[What you should do]
Each entry should be quoted word for word, including every mark of punctuation.

[Listing]
>> Start

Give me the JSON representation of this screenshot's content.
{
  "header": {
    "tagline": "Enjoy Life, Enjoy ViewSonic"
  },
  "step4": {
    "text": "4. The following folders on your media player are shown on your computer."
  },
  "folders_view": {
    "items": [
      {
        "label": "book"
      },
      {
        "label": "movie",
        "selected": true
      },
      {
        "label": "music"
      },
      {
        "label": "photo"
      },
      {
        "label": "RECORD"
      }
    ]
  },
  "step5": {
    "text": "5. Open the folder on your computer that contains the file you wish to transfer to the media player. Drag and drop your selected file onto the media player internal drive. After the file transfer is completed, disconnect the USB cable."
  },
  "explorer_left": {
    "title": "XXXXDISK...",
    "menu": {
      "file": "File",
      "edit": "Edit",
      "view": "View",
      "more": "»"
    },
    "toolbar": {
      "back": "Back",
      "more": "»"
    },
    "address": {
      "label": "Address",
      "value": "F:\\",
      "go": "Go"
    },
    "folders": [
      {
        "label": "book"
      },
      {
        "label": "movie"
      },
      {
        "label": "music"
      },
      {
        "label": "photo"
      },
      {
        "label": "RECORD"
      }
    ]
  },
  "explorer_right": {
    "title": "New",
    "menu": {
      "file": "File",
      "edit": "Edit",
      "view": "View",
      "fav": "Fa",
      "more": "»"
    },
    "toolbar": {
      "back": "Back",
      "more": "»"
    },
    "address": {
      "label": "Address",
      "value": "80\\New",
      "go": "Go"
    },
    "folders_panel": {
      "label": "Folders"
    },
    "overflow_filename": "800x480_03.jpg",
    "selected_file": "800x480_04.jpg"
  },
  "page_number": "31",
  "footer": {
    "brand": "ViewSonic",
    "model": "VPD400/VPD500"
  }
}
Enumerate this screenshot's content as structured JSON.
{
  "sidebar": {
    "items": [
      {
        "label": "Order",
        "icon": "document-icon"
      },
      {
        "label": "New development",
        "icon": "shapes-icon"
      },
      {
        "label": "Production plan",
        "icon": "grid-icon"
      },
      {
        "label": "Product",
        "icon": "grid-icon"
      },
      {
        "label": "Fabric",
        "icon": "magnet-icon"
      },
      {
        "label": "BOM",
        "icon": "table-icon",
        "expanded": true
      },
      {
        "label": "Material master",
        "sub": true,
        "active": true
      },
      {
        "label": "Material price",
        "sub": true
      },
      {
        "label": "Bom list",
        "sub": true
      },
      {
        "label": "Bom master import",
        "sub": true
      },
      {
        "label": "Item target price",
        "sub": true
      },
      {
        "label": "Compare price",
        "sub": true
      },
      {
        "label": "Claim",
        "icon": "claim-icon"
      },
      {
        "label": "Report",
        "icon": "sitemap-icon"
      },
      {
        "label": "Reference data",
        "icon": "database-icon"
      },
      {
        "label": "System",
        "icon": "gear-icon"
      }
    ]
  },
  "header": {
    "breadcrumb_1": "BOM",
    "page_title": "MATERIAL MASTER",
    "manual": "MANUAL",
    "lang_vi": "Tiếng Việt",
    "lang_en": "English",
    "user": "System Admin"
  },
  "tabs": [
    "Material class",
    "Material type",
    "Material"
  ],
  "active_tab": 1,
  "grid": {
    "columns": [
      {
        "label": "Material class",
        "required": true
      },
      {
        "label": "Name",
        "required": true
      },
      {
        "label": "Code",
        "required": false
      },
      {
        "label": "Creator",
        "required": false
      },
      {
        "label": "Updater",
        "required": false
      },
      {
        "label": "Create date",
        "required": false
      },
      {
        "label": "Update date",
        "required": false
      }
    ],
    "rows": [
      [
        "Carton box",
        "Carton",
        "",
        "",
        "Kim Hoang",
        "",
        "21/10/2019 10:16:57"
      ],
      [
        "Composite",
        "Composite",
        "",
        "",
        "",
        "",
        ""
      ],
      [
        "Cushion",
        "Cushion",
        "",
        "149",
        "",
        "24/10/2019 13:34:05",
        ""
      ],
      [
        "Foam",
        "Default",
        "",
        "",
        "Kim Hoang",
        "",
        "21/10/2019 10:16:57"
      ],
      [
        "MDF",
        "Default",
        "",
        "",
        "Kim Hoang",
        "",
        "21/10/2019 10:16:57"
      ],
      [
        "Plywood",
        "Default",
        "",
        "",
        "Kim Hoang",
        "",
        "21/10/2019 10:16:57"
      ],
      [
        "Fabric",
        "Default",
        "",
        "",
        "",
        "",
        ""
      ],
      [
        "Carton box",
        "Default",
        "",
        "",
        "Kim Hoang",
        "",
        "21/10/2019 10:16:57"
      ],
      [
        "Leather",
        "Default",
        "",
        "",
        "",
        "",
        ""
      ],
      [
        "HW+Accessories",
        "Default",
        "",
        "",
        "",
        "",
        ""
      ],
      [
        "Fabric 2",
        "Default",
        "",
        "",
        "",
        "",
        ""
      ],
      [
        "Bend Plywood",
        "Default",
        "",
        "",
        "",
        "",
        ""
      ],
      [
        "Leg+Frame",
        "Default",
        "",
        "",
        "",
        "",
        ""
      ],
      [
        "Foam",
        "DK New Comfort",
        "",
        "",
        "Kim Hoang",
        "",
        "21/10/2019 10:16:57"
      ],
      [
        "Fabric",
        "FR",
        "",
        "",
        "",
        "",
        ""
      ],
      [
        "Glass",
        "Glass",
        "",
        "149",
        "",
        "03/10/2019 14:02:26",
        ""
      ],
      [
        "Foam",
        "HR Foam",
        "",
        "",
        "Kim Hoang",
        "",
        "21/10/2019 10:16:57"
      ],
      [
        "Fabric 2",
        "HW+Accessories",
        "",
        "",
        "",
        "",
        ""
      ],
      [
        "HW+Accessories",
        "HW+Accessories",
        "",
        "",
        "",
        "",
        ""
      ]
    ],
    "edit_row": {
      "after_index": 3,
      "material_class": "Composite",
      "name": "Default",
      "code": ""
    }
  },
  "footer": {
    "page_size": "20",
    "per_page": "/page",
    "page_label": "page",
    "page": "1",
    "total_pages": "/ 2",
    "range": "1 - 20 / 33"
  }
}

>> End

[Result of this task]
Give me the JSON representation of this screenshot's content.
{
  "header": {
    "tagline": "Enjoy Life, Enjoy ViewSonic"
  },
  "step4": {
    "text": "4. The following folders on your media player are shown on your computer."
  },
  "folders_view": {
    "items": [
      {
        "label": "book"
      },
      {
        "label": "movie",
        "selected": true
      },
      {
        "label": "music"
      },
      {
        "label": "photo"
      },
      {
        "label": "RECORD"
      }
    ]
  },
  "step5": {
    "text": "5. Open the folder on your computer that contains the file you wish to transfer to the media player. Drag and drop your selected file onto the media player internal drive. After the file transfer is completed, disconnect the USB cable."
  },
  "explorer_left": {
    "title": "XXXXDISK...",
    "menu": {
      "file": "File",
      "edit": "Edit",
      "view": "View",
      "more": "»"
    },
    "toolbar": {
      "back": "Back",
      "more": "»"
    },
    "address": {
      "label": "Address",
      "value": "F:\\",
      "go": "Go"
    },
    "folders": [
      {
        "label": "book"
      },
      {
        "label": "movie"
      },
      {
        "label": "music"
      },
      {
        "label": "photo"
      },
      {
        "label": "RECORD"
      }
    ]
  },
  "explorer_right": {
    "title": "New",
    "menu": {
      "file": "File",
      "edit": "Edit",
      "view": "View",
      "fav": "Fa",
      "more": "»"
    },
    "toolbar": {
      "back": "Back",
      "more": "»"
    },
    "address": {
      "label": "Address",
      "value": "80\\New",
      "go": "Go"
    },
    "folders_panel": {
      "label": "Folders"
    },
    "overflow_filename": "800x480_03.jpg",
    "selected_file": "800x480_04.jpg"
  },
  "page_number": "31",
  "footer": {
    "brand": "ViewSonic",
    "model": "VPD400/VPD500"
  }
}
Enumerate this screenshot's content as structured JSON.
{
  "sidebar": {
    "items": [
      {
        "label": "Order",
        "icon": "document-icon"
      },
      {
        "label": "New development",
        "icon": "shapes-icon"
      },
      {
        "label": "Production plan",
        "icon": "grid-icon"
      },
      {
        "label": "Product",
        "icon": "grid-icon"
      },
      {
        "label": "Fabric",
        "icon": "magnet-icon"
      },
      {
        "label": "BOM",
        "icon": "table-icon",
        "expanded": true
      },
      {
        "label": "Material master",
        "sub": true,
        "active": true
      },
      {
        "label": "Material price",
        "sub": true
      },
      {
        "label": "Bom list",
        "sub": true
      },
      {
        "label": "Bom master import",
        "sub": true
      },
      {
        "label": "Item target price",
        "sub": true
      },
      {
        "label": "Compare price",
        "sub": true
      },
      {
        "label": "Claim",
        "icon": "claim-icon"
      },
      {
        "label": "Report",
        "icon": "sitemap-icon"
      },
      {
        "label": "Reference data",
        "icon": "database-icon"
      },
      {
        "label": "System",
        "icon": "gear-icon"
      }
    ]
  },
  "header": {
    "breadcrumb_1": "BOM",
    "page_title": "MATERIAL MASTER",
    "manual": "MANUAL",
    "lang_vi": "Tiếng Việt",
    "lang_en": "English",
    "user": "System Admin"
  },
  "tabs": [
    "Material class",
    "Material type",
    "Material"
  ],
  "active_tab": 1,
  "grid": {
    "columns": [
      {
        "label": "Material class",
        "required": true
      },
      {
        "label": "Name",
        "required": true
      },
      {
        "label": "Code",
        "required": false
      },
      {
        "label": "Creator",
        "required": false
      },
      {
        "label": "Updater",
        "required": false
      },
      {
        "label": "Create date",
        "required": false
      },
      {
        "label": "Update date",
        "required": false
      }
    ],
    "rows": [
      [
        "Carton box",
        "Carton",
        "",
        "",
        "Kim Hoang",
        "",
        "21/10/2019 10:16:57"
      ],
      [
        "Composite",
        "Composite",
        "",
        "",
        "",
        "",
        ""
      ],
      [
        "Cushion",
        "Cushion",
        "",
        "149",
        "",
        "24/10/2019 13:34:05",
        ""
      ],
      [
        "Foam",
        "Default",
        "",
        "",
        "Kim Hoang",
        "",
        "21/10/2019 10:16:57"
      ],
      [
        "MDF",
        "Default",
        "",
        "",
        "Kim Hoang",
        "",
        "21/10/2019 10:16:57"
      ],
      [
        "Plywood",
        "Default",
        "",
        "",
        "Kim Hoang",
        "",
        "21/10/2019 10:16:57"
      ],
      [
        "Fabric",
        "Default",
        "",
        "",
        "",
        "",
        ""
      ],
      [
        "Carton box",
        "Default",
        "",
        "",
        "Kim Hoang",
        "",
        "21/10/2019 10:16:57"
      ],
      [
        "Leather",
        "Default",
        "",
        "",
        "",
        "",
        ""
      ],
      [
        "HW+Accessories",
        "Default",
        "",
        "",
        "",
        "",
        ""
      ],
      [
        "Fabric 2",
        "Default",
        "",
        "",
        "",
        "",
        ""
      ],
      [
        "Bend Plywood",
        "Default",
        "",
        "",
        "",
        "",
        ""
      ],
      [
        "Leg+Frame",
        "Default",
        "",
        "",
        "",
        "",
        ""
      ],
      [
        "Foam",
        "DK New Comfort",
        "",
        "",
        "Kim Hoang",
        "",
        "21/10/2019 10:16:57"
      ],
      [
        "Fabric",
        "FR",
        "",
        "",
        "",
        "",
        ""
      ],
      [
        "Glass",
        "Glass",
        "",
        "149",
        "",
        "03/10/2019 14:02:26",
        ""
      ],
      [
        "Foam",
        "HR Foam",
        "",
        "",
        "Kim Hoang",
        "",
        "21/10/2019 10:16:57"
      ],
      [
        "Fabric 2",
        "HW+Accessories",
        "",
        "",
        "",
        "",
        ""
      ],
      [
        "HW+Accessories",
        "HW+Accessories",
        "",
        "",
        "",
        "",
        ""
      ]
    ],
    "edit_row": {
      "after_index": 3,
      "material_class": "Composite",
      "name": "Default",
      "code": ""
    }
  },
  "footer": {
    "page_size": "20",
    "per_page": "/page",
    "page_label": "page",
    "page": "1",
    "total_pages": "/ 2",
    "range": "1 - 20 / 33"
  }
}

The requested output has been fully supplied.